Records from a dataset
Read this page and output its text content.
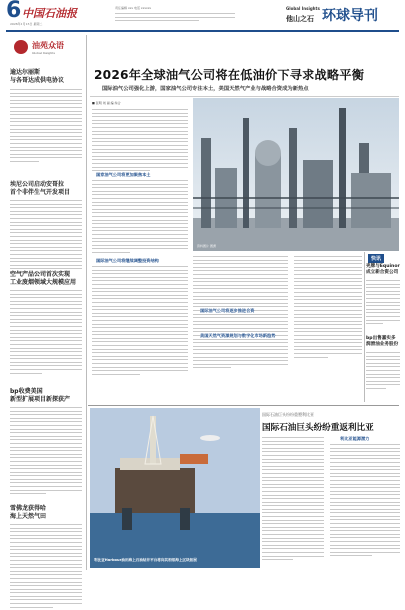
6 中国石油报
2026年1月13日 星期二
责任编辑 xxx 电话 xxxxxx	Global Insights
他山之石 环球导刊
油苑众语
Global Insights
逾达尔丽斯
与各哥达成供电协议
埃尼公司启动安哥拉
首个非伴生气开发项目
空气产品公司首次实现
工业废烟领域大规模应用
bp收费美国
新型扩展项目新探获产
雪佛龙获得哈
海上天然气田
2026年全球油气公司将在低油价下寻求战略平衡
国际油气公司强化上游，国家油气公司专注本土，美国天然气产业与战略合资成为新热点
■ 张明 刘 丽 编 综合
国家油气公司将更加聚焦本土
国际油气公司将继续调整投资结构
资料图片 图源
国际油气公司将逐步推进合资
美国天然气资源规划与数字化市场新趋势
快讯
壳牌与Equinor
成立新合资公司
bp出售嘉实多
润滑油业务股份
利比亚Harbour油田海上石油钻井平台将向其相邻海上区块拓展
国际石油巨头纷纷重塑利比亚
国际石油巨头纷纷重返利比亚
利比亚能源潜力
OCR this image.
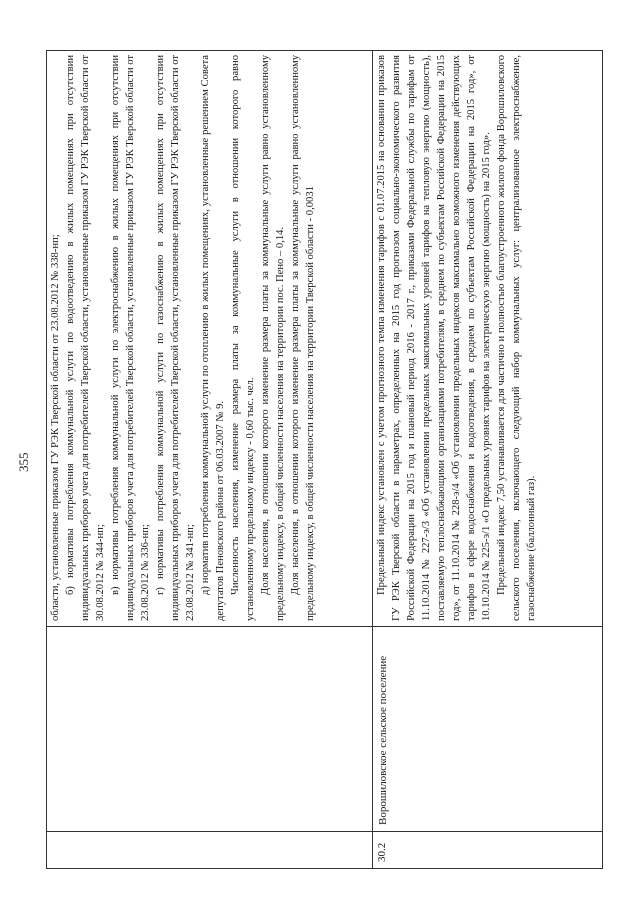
355 области, установленные приказом ГУ РЭК Тверской области от 23.08.2012 № 338-нп; б) нормативы потребления коммунальной услуги по водоотведению в жилых помещениях при отсутствии индивидуальных приборов учета для потребителей Тверской области, установленные приказом ГУ РЭК Тверской области от 30.08.2012 № 344-нп; в) нормативы потребления коммунальной услуги по электроснабжению в жилых помещениях при отсутствии индивидуальных приборов учета для потребителей Тверской области, установленные приказом ГУ РЭК Тверской области от 23.08.2012 № 336-нп; г) нормативы потребления коммунальной услуги по газоснабжению в жилых помещениях при отсутствии индивидуальных приборов учета для потребителей Тверской области, установленные приказом ГУ РЭК Тверской области от 23.08.2012 № 341-нп; д) норматив потребления коммунальной услуги по отоплению в жилых помещениях, установленные решением Совета депутатов Пеновского района от 06.03.2007 № 9. Численность населения, изменение размера платы за коммунальные услуги в отношении которого равно установленному предельному индексу - 0,60 тыс. чел. Доля населения, в отношении которого изменение размера платы за коммунальные услуги равно установленному предельному индексу, в общей численности населения на территории пос. Пено – 0,14. Доля населения, в отношении которого изменение размера платы за коммунальные услуги равно установленному предельному индексу, в общей численности населения на территории Тверской области - 0,0031

30.2
Ворошиловское сельское поселение

Предельный индекс установлен с учетом прогнозного темпа изменения тарифов с 01.07.2015 на основании приказов ГУ РЭК Тверской области в параметрах, определенных на 2015 год прогнозом социально-экономического развития Российской Федерации на 2015 год и плановый период 2016 - 2017 г., приказами Федеральной службы по тарифам от 11.10.2014 № 227-э/3 «Об установлении предельных максимальных уровней тарифов на тепловую энергию (мощность), поставляемую теплоснабжающими организациями потребителям, в среднем по субъектам Российской Федерации на 2015 год», от 11.10.2014 № 228-э/4 «Об установлении предельных индексов максимально возможного изменения действующих тарифов в сфере водоснабжения и водоотведения, в среднем по субъектам Российской Федерации на 2015 год», от 10.10.2014 № 225-э/1 «О предельных уровнях тарифов на электрическую энергию (мощность) на 2015 год». Предельный индекс 7,50 устанавливается для частично и полностью благоустроенного жилого фонда Ворошиловского сельского поселения, включающего следующий набор коммунальных услуг: централизованное электроснабжение, газоснабжение (баллонный газ).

__To do__. Omit every picture, then reproduce the rest of the listing exactly.

__Task result__.
Read this page and output its text content.
6 中国石油报
2026年1月13日 星期二
责任编辑 xxx 电话 xxxxxx	Global Insights
他山之石 环球导刊
油苑众语
Global Insights
逾达尔丽斯
与各哥达成供电协议
埃尼公司启动安哥拉
首个非伴生气开发项目
空气产品公司首次实现
工业废烟领域大规模应用
bp收费美国
新型扩展项目新探获产
雪佛龙获得哈
海上天然气田
2026年全球油气公司将在低油价下寻求战略平衡
国际油气公司强化上游，国家油气公司专注本土，美国天然气产业与战略合资成为新热点
■ 张明 刘 丽 编 综合
国家油气公司将更加聚焦本土
国际油气公司将继续调整投资结构
资料图片 图源
国际油气公司将逐步推进合资
美国天然气资源规划与数字化市场新趋势
快讯
壳牌与Equinor
成立新合资公司
bp出售嘉实多
润滑油业务股份
利比亚Harbour油田海上石油钻井平台将向其相邻海上区块拓展
国际石油巨头纷纷重塑利比亚
国际石油巨头纷纷重返利比亚
利比亚能源潜力
OCR this image.
355 области, установленные приказом ГУ РЭК Тверской области от 23.08.2012 № 338-нп; б) нормативы потребления коммунальной услуги по водоотведению в жилых помещениях при отсутствии индивидуальных приборов учета для потребителей Тверской области, установленные приказом ГУ РЭК Тверской области от 30.08.2012 № 344-нп; в) нормативы потребления коммунальной услуги по электроснабжению в жилых помещениях при отсутствии индивидуальных приборов учета для потребителей Тверской области, установленные приказом ГУ РЭК Тверской области от 23.08.2012 № 336-нп; г) нормативы потребления коммунальной услуги по газоснабжению в жилых помещениях при отсутствии индивидуальных приборов учета для потребителей Тверской области, установленные приказом ГУ РЭК Тверской области от 23.08.2012 № 341-нп; д) норматив потребления коммунальной услуги по отоплению в жилых помещениях, установленные решением Совета депутатов Пеновского района от 06.03.2007 № 9. Численность населения, изменение размера платы за коммунальные услуги в отношении которого равно установленному предельному индексу - 0,60 тыс. чел. Доля населения, в отношении которого изменение размера платы за коммунальные услуги равно установленному предельному индексу, в общей численности населения на территории пос. Пено – 0,14. Доля населения, в отношении которого изменение размера платы за коммунальные услуги равно установленному предельному индексу, в общей численности населения на территории Тверской области - 0,0031

30.2
Ворошиловское сельское поселение

Предельный индекс установлен с учетом прогнозного темпа изменения тарифов с 01.07.2015 на основании приказов ГУ РЭК Тверской области в параметрах, определенных на 2015 год прогнозом социально-экономического развития Российской Федерации на 2015 год и плановый период 2016 - 2017 г., приказами Федеральной службы по тарифам от 11.10.2014 № 227-э/3 «Об установлении предельных максимальных уровней тарифов на тепловую энергию (мощность), поставляемую теплоснабжающими организациями потребителям, в среднем по субъектам Российской Федерации на 2015 год», от 11.10.2014 № 228-э/4 «Об установлении предельных индексов максимально возможного изменения действующих тарифов в сфере водоснабжения и водоотведения, в среднем по субъектам Российской Федерации на 2015 год», от 10.10.2014 № 225-э/1 «О предельных уровнях тарифов на электрическую энергию (мощность) на 2015 год». Предельный индекс 7,50 устанавливается для частично и полностью благоустроенного жилого фонда Ворошиловского сельского поселения, включающего следующий набор коммунальных услуг: централизованное электроснабжение, газоснабжение (баллонный газ).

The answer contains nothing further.